_Task_.
Copy every line of the items below word for word, leaving out the pictures.

_Supplied data_.
>>>
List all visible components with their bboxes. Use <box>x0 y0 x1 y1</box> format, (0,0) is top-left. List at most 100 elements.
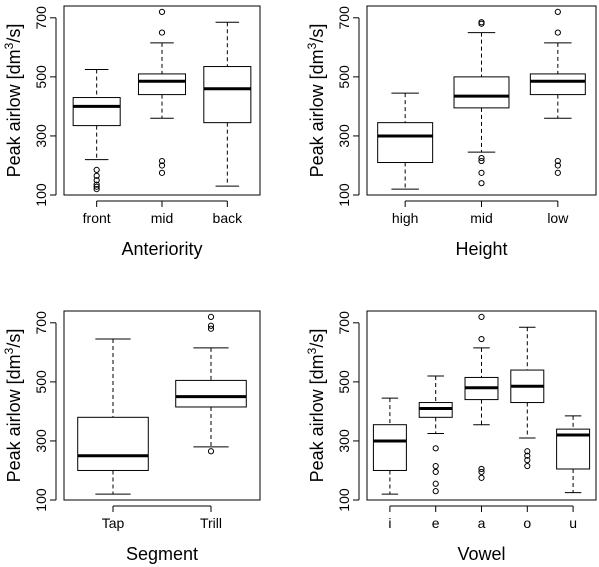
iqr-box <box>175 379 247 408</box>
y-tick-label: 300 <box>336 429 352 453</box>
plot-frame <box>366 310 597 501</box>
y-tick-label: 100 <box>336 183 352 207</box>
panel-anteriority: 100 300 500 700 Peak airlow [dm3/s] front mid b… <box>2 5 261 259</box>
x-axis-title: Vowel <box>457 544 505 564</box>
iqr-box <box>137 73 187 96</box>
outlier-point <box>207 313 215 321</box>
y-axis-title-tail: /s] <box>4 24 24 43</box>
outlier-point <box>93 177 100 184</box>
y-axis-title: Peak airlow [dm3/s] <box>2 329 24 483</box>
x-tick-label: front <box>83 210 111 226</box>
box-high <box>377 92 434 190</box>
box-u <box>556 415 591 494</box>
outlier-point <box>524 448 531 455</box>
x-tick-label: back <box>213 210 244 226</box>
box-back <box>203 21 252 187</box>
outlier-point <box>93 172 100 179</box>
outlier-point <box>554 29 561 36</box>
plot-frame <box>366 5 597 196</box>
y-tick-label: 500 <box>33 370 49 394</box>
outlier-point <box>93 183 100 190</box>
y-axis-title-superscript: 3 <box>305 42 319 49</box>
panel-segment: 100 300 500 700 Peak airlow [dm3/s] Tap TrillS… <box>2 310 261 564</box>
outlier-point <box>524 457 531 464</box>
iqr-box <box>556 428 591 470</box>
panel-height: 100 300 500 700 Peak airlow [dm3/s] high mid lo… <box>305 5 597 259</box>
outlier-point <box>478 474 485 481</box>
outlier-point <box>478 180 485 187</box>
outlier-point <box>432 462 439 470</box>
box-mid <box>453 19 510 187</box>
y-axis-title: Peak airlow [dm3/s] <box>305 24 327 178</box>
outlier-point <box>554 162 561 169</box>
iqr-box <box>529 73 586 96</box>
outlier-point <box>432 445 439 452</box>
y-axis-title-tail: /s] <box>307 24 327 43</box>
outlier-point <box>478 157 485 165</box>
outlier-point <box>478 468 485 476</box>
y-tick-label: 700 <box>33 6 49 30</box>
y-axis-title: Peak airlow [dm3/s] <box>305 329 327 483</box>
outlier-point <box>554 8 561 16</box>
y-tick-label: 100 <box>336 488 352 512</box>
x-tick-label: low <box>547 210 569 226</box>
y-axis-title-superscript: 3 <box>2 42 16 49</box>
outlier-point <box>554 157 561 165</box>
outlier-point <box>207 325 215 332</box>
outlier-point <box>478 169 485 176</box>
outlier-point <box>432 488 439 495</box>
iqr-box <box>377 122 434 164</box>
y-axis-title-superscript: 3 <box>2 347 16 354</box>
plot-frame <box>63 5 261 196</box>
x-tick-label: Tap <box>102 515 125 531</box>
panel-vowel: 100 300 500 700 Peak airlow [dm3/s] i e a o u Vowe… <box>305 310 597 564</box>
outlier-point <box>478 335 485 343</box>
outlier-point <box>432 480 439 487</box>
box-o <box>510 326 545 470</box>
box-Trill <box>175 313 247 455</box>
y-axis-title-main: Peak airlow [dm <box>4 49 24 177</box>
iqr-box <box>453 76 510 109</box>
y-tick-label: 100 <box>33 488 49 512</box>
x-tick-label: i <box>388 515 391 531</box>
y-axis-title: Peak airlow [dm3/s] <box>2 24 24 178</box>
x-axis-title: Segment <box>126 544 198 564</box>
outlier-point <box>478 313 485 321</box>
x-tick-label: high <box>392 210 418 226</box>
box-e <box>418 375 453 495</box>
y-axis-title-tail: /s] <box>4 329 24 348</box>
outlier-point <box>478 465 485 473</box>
<<<
_Answer for the task_.
List all visible components with their bboxes. Use <box>x0 y0 x1 y1</box> format, (0,0) is top-left. List at most 100 elements.
iqr-box <box>175 379 247 408</box>
y-tick-label: 300 <box>336 429 352 453</box>
plot-frame <box>366 310 597 501</box>
y-tick-label: 100 <box>336 183 352 207</box>
panel-anteriority: 100 300 500 700 Peak airlow [dm3/s] front mid b… <box>2 5 261 259</box>
x-axis-title: Vowel <box>457 544 505 564</box>
iqr-box <box>137 73 187 96</box>
outlier-point <box>207 313 215 321</box>
y-axis-title-tail: /s] <box>4 24 24 43</box>
outlier-point <box>93 177 100 184</box>
y-axis-title: Peak airlow [dm3/s] <box>2 329 24 483</box>
x-tick-label: front <box>83 210 111 226</box>
box-high <box>377 92 434 190</box>
box-u <box>556 415 591 494</box>
outlier-point <box>524 448 531 455</box>
x-tick-label: back <box>213 210 244 226</box>
box-back <box>203 21 252 187</box>
outlier-point <box>93 172 100 179</box>
outlier-point <box>554 29 561 36</box>
plot-frame <box>366 5 597 196</box>
y-tick-label: 500 <box>33 370 49 394</box>
outlier-point <box>93 183 100 190</box>
y-axis-title-superscript: 3 <box>305 42 319 49</box>
panel-segment: 100 300 500 700 Peak airlow [dm3/s] Tap TrillS… <box>2 310 261 564</box>
outlier-point <box>524 457 531 464</box>
iqr-box <box>556 428 591 470</box>
panel-height: 100 300 500 700 Peak airlow [dm3/s] high mid lo… <box>305 5 597 259</box>
outlier-point <box>478 474 485 481</box>
outlier-point <box>478 180 485 187</box>
outlier-point <box>432 462 439 470</box>
box-mid <box>453 19 510 187</box>
y-axis-title: Peak airlow [dm3/s] <box>305 24 327 178</box>
outlier-point <box>554 162 561 169</box>
iqr-box <box>529 73 586 96</box>
outlier-point <box>432 445 439 452</box>
y-axis-title-tail: /s] <box>307 24 327 43</box>
outlier-point <box>478 157 485 165</box>
outlier-point <box>478 468 485 476</box>
y-tick-label: 700 <box>33 6 49 30</box>
y-axis-title: Peak airlow [dm3/s] <box>305 329 327 483</box>
outlier-point <box>554 8 561 16</box>
y-tick-label: 100 <box>336 488 352 512</box>
x-tick-label: low <box>547 210 569 226</box>
y-axis-title-superscript: 3 <box>2 42 16 49</box>
outlier-point <box>554 157 561 165</box>
outlier-point <box>207 325 215 332</box>
outlier-point <box>478 169 485 176</box>
outlier-point <box>432 488 439 495</box>
iqr-box <box>377 122 434 164</box>
y-axis-title-superscript: 3 <box>2 347 16 354</box>
plot-frame <box>63 5 261 196</box>
x-tick-label: Tap <box>102 515 125 531</box>
panel-vowel: 100 300 500 700 Peak airlow [dm3/s] i e a o u Vowe… <box>305 310 597 564</box>
outlier-point <box>478 335 485 343</box>
outlier-point <box>432 480 439 487</box>
box-o <box>510 326 545 470</box>
box-Trill <box>175 313 247 455</box>
y-axis-title-main: Peak airlow [dm <box>4 49 24 177</box>
iqr-box <box>453 76 510 109</box>
y-tick-label: 100 <box>33 488 49 512</box>
x-tick-label: i <box>388 515 391 531</box>
y-axis-title: Peak airlow [dm3/s] <box>2 24 24 178</box>
x-axis-title: Segment <box>126 544 198 564</box>
outlier-point <box>478 313 485 321</box>
x-tick-label: high <box>392 210 418 226</box>
box-e <box>418 375 453 495</box>
y-axis-title-tail: /s] <box>4 329 24 348</box>
outlier-point <box>478 465 485 473</box>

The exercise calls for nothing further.